» PROVIDED DATA:
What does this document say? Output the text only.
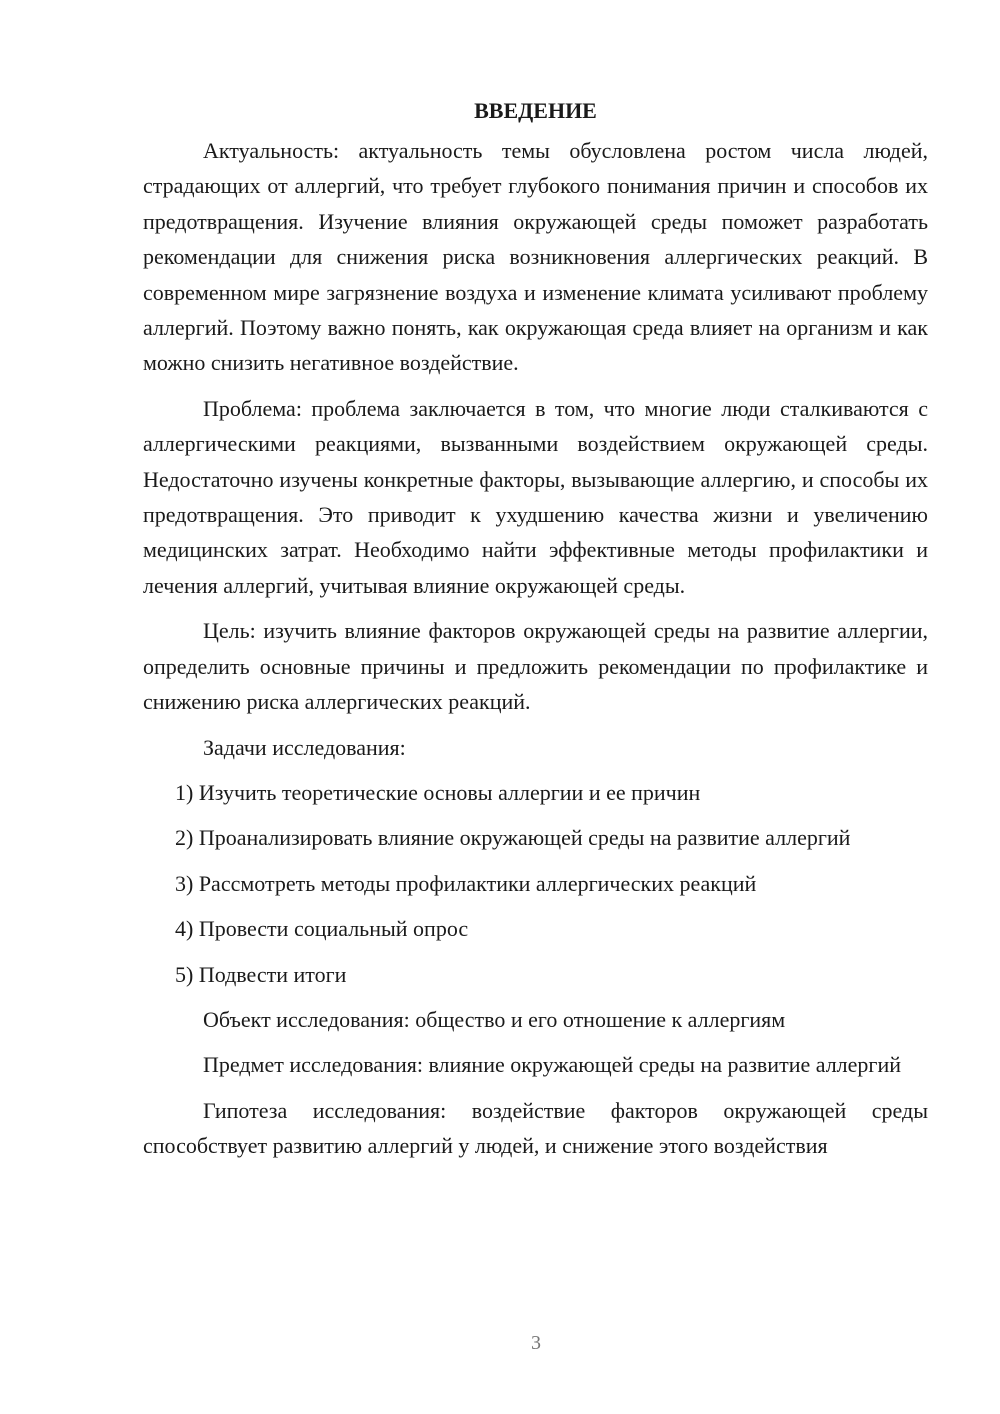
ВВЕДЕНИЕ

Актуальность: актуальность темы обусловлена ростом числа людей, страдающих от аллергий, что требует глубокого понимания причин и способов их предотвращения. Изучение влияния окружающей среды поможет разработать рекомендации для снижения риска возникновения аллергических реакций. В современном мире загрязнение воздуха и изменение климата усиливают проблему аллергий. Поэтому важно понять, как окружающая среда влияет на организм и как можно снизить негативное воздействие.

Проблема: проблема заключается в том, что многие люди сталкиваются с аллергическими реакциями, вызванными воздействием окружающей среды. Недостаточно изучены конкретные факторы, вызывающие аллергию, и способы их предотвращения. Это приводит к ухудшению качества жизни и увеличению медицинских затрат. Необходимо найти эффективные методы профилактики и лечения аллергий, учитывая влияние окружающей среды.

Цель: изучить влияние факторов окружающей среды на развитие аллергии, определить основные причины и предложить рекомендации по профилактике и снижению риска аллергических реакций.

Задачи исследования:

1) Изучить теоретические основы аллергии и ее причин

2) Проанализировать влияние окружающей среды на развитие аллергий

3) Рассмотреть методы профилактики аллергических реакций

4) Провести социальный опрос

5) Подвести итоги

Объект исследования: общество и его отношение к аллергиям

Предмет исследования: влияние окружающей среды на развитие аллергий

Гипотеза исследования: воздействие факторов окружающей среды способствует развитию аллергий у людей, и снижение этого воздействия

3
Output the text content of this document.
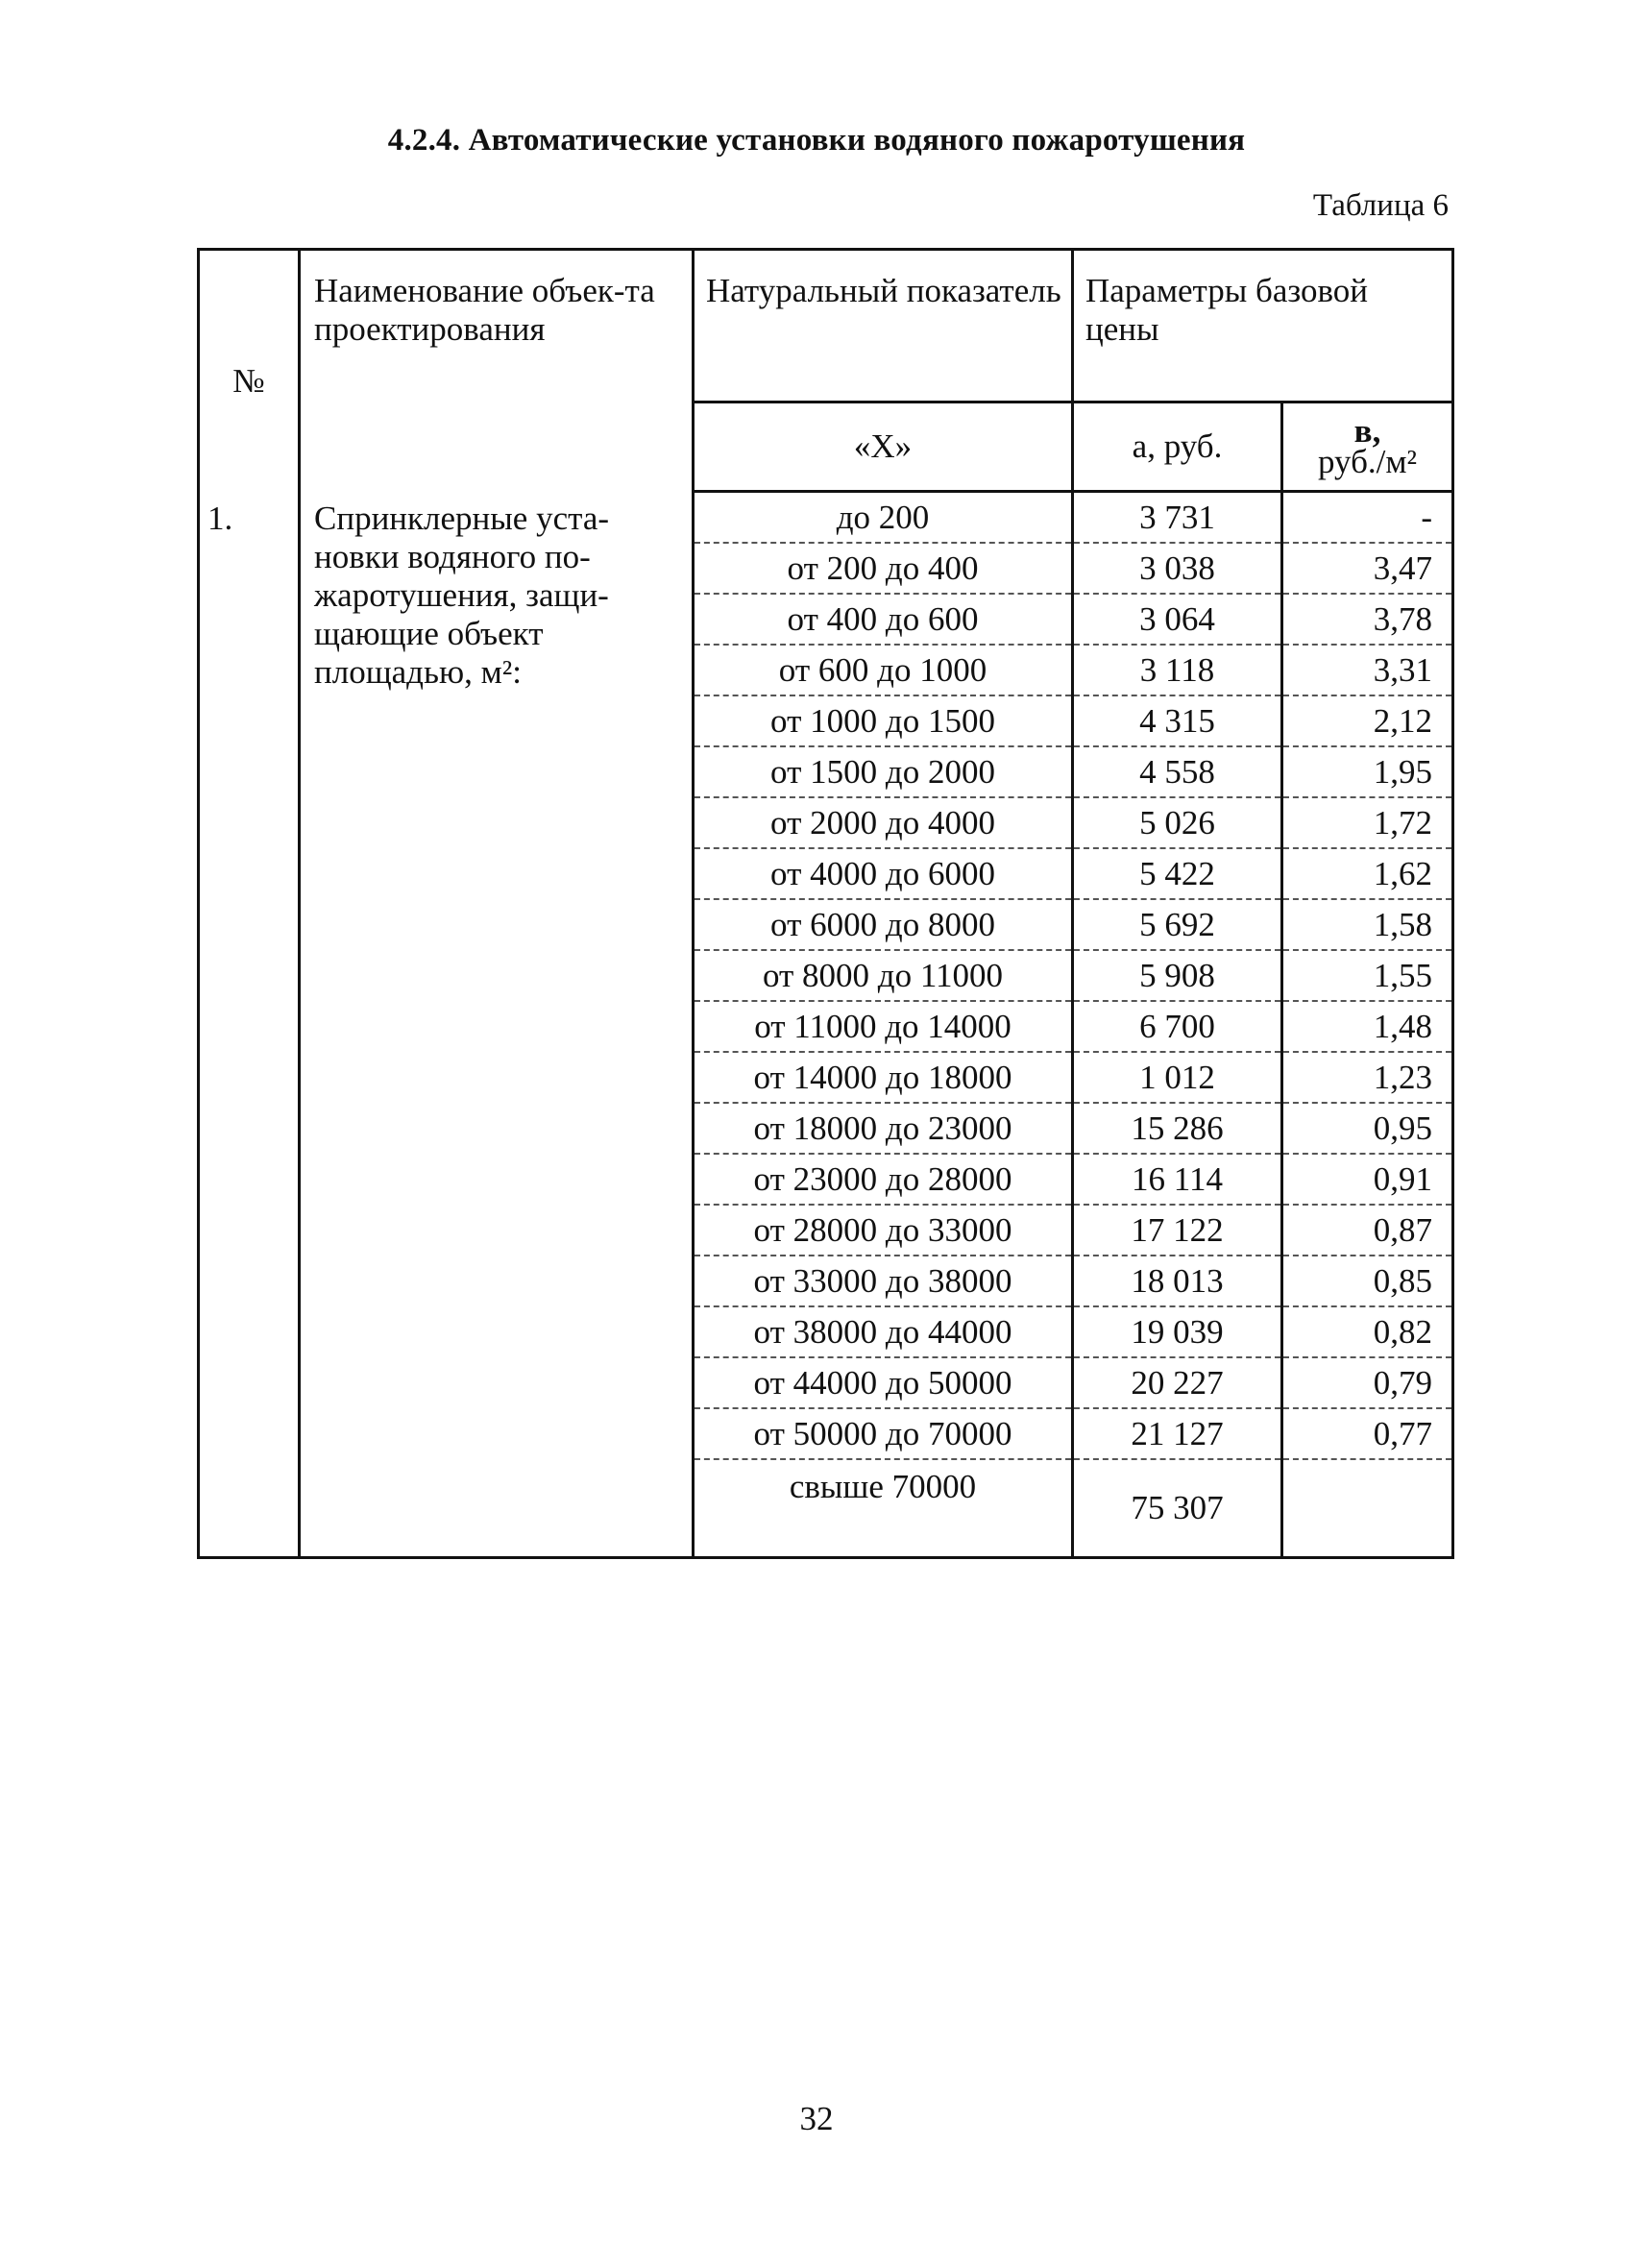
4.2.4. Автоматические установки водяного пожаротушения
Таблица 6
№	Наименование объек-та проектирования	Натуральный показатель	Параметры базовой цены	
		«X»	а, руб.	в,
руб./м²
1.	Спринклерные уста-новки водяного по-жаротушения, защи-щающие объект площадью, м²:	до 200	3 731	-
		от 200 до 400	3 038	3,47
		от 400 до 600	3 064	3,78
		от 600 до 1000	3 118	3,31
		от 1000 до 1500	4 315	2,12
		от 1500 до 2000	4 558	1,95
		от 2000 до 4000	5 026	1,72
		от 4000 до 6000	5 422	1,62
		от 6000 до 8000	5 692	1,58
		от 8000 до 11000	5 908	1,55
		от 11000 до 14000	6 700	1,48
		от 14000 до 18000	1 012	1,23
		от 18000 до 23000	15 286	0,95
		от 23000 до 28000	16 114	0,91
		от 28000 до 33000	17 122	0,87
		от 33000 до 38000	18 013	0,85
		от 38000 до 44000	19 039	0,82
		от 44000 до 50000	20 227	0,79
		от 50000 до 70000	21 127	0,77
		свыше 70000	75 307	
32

» SET PROBLEM:
Reproduce the listing exactly. Leave its pictures out.

» RESPONSE:
What does this document say? Output the text only.
ВВЕДЕНИЕ

Актуальность: актуальность темы обусловлена ростом числа людей, страдающих от аллергий, что требует глубокого понимания причин и способов их предотвращения. Изучение влияния окружающей среды поможет разработать рекомендации для снижения риска возникновения аллергических реакций. В современном мире загрязнение воздуха и изменение климата усиливают проблему аллергий. Поэтому важно понять, как окружающая среда влияет на организм и как можно снизить негативное воздействие.

Проблема: проблема заключается в том, что многие люди сталкиваются с аллергическими реакциями, вызванными воздействием окружающей среды. Недостаточно изучены конкретные факторы, вызывающие аллергию, и способы их предотвращения. Это приводит к ухудшению качества жизни и увеличению медицинских затрат. Необходимо найти эффективные методы профилактики и лечения аллергий, учитывая влияние окружающей среды.

Цель: изучить влияние факторов окружающей среды на развитие аллергии, определить основные причины и предложить рекомендации по профилактике и снижению риска аллергических реакций.

Задачи исследования:

1) Изучить теоретические основы аллергии и ее причин

2) Проанализировать влияние окружающей среды на развитие аллергий

3) Рассмотреть методы профилактики аллергических реакций

4) Провести социальный опрос

5) Подвести итоги

Объект исследования: общество и его отношение к аллергиям

Предмет исследования: влияние окружающей среды на развитие аллергий

Гипотеза исследования: воздействие факторов окружающей среды способствует развитию аллергий у людей, и снижение этого воздействия

3
Output the text content of this document.
4.2.4. Автоматические установки водяного пожаротушения
Таблица 6
№	Наименование объек-та проектирования	Натуральный показатель	Параметры базовой цены	
		«X»	а, руб.	в,
руб./м²
1.	Спринклерные уста-новки водяного по-жаротушения, защи-щающие объект площадью, м²:	до 200	3 731	-
		от 200 до 400	3 038	3,47
		от 400 до 600	3 064	3,78
		от 600 до 1000	3 118	3,31
		от 1000 до 1500	4 315	2,12
		от 1500 до 2000	4 558	1,95
		от 2000 до 4000	5 026	1,72
		от 4000 до 6000	5 422	1,62
		от 6000 до 8000	5 692	1,58
		от 8000 до 11000	5 908	1,55
		от 11000 до 14000	6 700	1,48
		от 14000 до 18000	1 012	1,23
		от 18000 до 23000	15 286	0,95
		от 23000 до 28000	16 114	0,91
		от 28000 до 33000	17 122	0,87
		от 33000 до 38000	18 013	0,85
		от 38000 до 44000	19 039	0,82
		от 44000 до 50000	20 227	0,79
		от 50000 до 70000	21 127	0,77
		свыше 70000	75 307	
32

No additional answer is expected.